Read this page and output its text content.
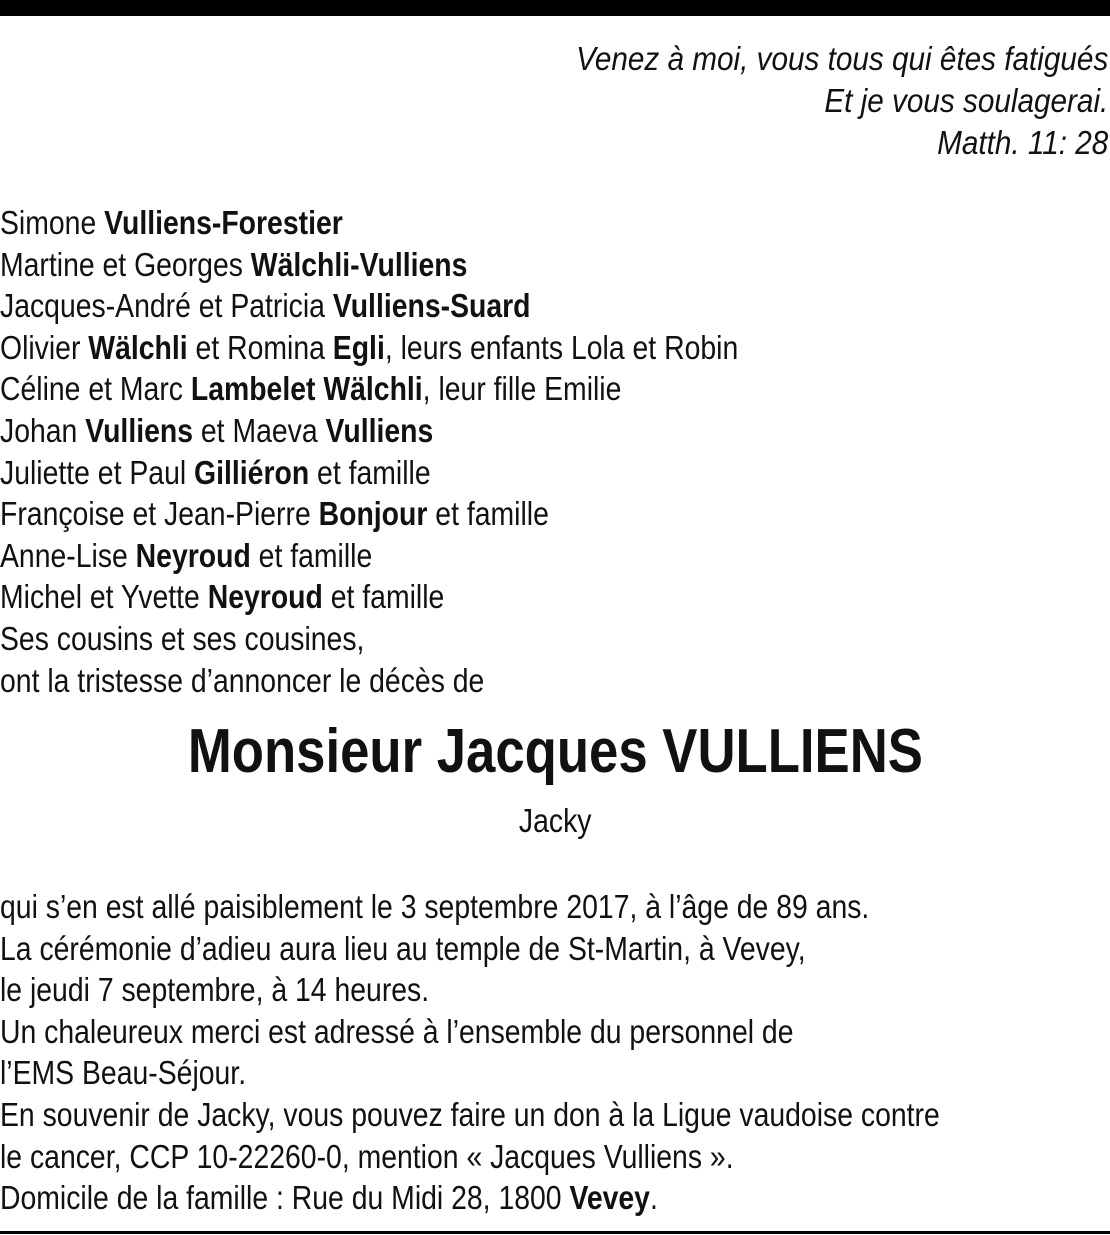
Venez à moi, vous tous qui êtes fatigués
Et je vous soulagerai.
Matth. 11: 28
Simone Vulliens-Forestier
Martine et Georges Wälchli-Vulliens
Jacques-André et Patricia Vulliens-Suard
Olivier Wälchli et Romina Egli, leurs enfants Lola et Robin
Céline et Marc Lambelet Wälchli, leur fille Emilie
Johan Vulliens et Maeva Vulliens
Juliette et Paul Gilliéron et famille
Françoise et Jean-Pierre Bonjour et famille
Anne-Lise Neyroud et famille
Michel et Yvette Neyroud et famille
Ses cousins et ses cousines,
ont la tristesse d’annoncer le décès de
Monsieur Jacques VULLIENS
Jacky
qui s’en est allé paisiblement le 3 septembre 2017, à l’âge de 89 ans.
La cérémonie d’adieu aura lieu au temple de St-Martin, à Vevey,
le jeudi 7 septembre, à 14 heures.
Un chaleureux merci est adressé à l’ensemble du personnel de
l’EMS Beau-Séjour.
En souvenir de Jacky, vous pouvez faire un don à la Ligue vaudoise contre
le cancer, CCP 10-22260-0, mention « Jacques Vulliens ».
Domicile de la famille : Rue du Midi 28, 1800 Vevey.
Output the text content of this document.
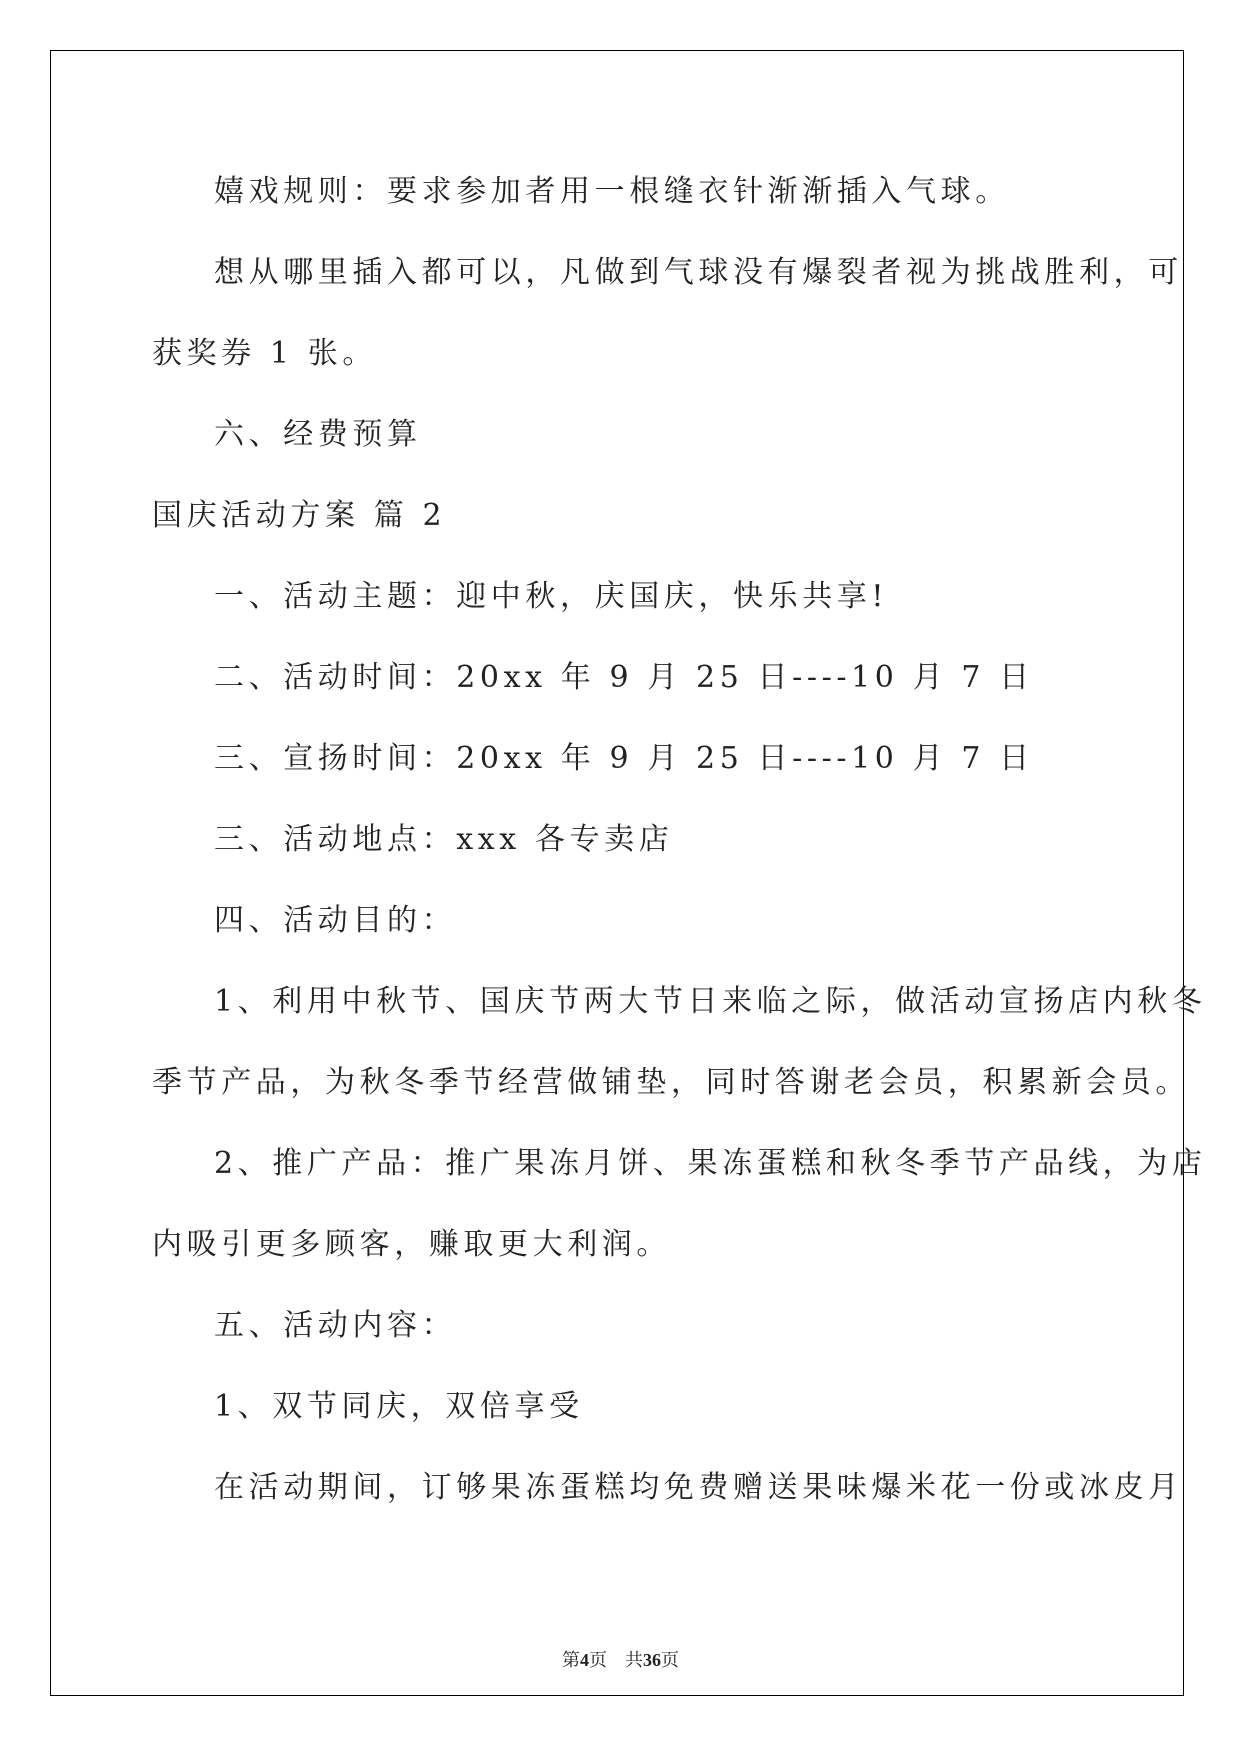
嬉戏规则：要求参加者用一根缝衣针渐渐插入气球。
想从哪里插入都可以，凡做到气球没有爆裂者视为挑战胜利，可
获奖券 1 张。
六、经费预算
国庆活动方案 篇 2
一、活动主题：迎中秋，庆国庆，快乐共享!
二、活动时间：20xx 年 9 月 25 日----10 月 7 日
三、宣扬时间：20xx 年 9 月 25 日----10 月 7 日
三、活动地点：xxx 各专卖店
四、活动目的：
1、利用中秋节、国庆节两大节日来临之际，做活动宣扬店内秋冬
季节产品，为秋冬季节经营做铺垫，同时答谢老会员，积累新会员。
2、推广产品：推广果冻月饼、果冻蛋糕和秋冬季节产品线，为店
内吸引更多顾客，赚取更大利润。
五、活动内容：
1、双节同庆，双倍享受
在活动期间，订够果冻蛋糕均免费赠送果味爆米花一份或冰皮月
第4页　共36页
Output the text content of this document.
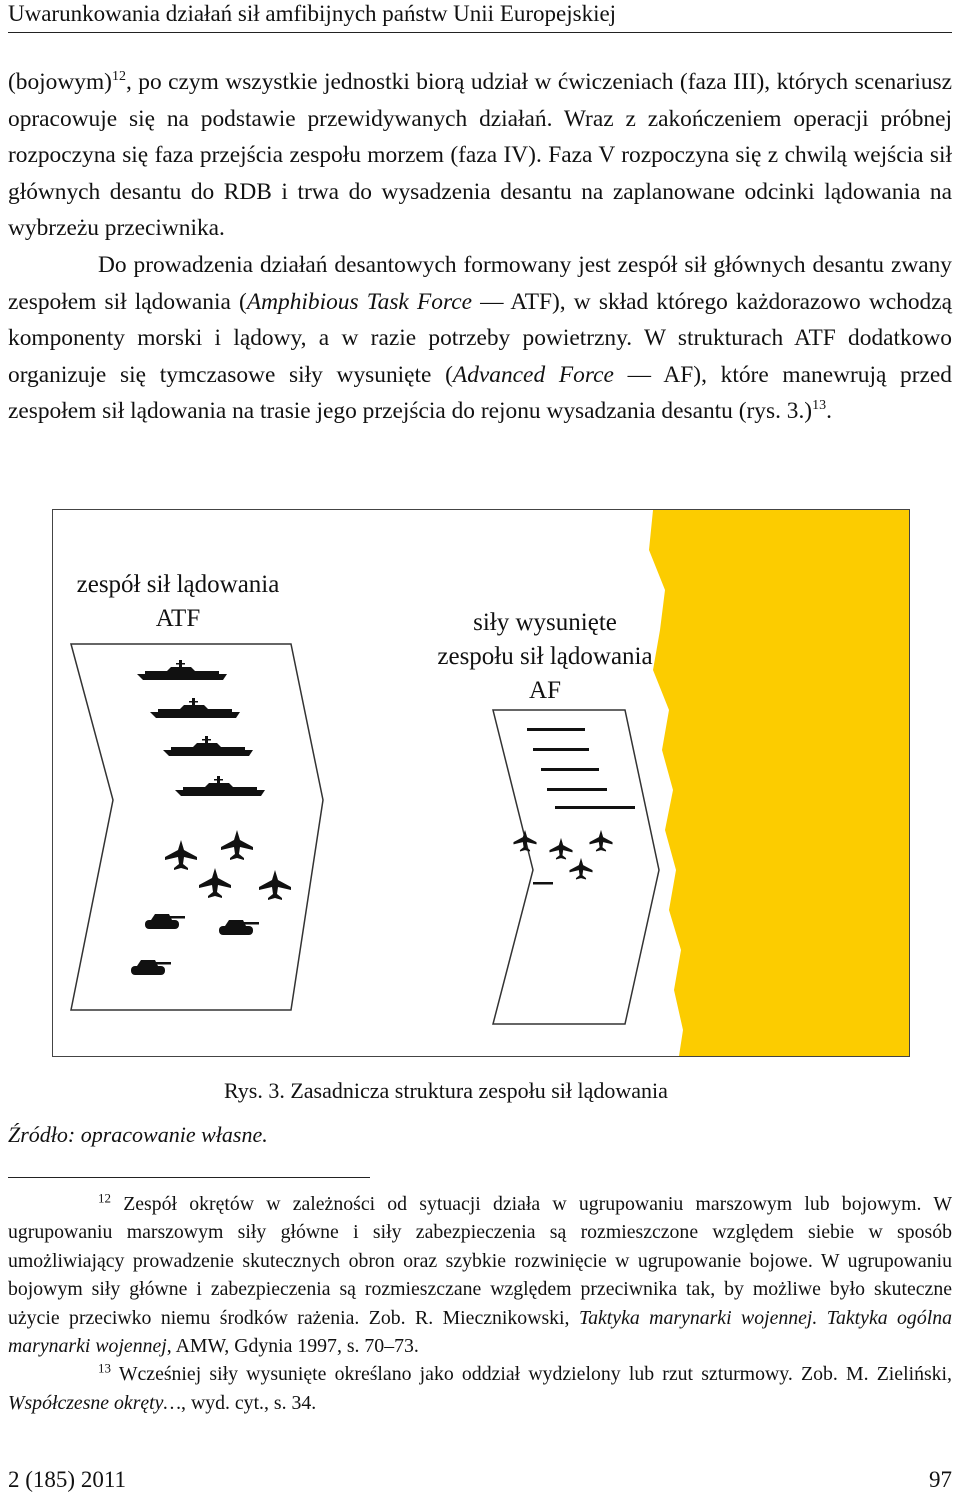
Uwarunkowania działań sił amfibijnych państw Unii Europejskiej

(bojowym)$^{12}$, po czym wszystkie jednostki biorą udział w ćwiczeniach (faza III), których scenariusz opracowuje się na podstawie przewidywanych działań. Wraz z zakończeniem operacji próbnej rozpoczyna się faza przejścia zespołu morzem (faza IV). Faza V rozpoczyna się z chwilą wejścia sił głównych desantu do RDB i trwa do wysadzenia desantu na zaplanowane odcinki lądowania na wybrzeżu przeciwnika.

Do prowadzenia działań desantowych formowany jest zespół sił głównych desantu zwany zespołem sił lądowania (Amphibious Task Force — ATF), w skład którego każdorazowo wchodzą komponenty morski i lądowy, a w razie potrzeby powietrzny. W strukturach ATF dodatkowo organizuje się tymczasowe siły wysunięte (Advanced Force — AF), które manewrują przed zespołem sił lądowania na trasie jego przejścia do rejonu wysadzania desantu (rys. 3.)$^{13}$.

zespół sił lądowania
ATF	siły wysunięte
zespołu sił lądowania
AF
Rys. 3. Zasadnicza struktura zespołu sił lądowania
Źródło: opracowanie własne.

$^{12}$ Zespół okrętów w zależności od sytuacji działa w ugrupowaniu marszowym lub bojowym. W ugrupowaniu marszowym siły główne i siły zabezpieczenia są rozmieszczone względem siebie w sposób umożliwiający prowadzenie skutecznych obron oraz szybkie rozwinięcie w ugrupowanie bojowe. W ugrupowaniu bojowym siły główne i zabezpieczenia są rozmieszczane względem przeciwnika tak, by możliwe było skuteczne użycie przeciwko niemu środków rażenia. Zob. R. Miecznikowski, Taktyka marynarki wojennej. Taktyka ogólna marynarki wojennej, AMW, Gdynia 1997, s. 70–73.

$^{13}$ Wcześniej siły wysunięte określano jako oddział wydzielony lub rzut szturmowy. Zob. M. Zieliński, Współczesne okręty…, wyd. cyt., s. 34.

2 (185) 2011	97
== == ==
> **TASK DIRECTIONS**: Wherever "wysunięte" shows up in a line, copy that line.

> **CORRECT RESPONSE**:
Do prowadzenia działań desantowych formowany jest zespół sił głównych desantu zwany zespołem sił lądowania (Amphibious Task Force — ATF), w skład którego każdorazowo wchodzą komponenty morski i lądowy, a w razie potrzeby powietrzny. W strukturach ATF dodatkowo organizuje się tymczasowe siły wysunięte (Advanced Force — AF), które manewrują przed zespołem sił lądowania na trasie jego przejścia do rejonu wysadzania desantu (rys. 3.)$^{13}$.
ATF	siły wysunięte
$^{13}$ Wcześniej siły wysunięte określano jako oddział wydzielony lub rzut szturmowy. Zob. M. Zieliński, Współczesne okręty…, wyd. cyt., s. 34.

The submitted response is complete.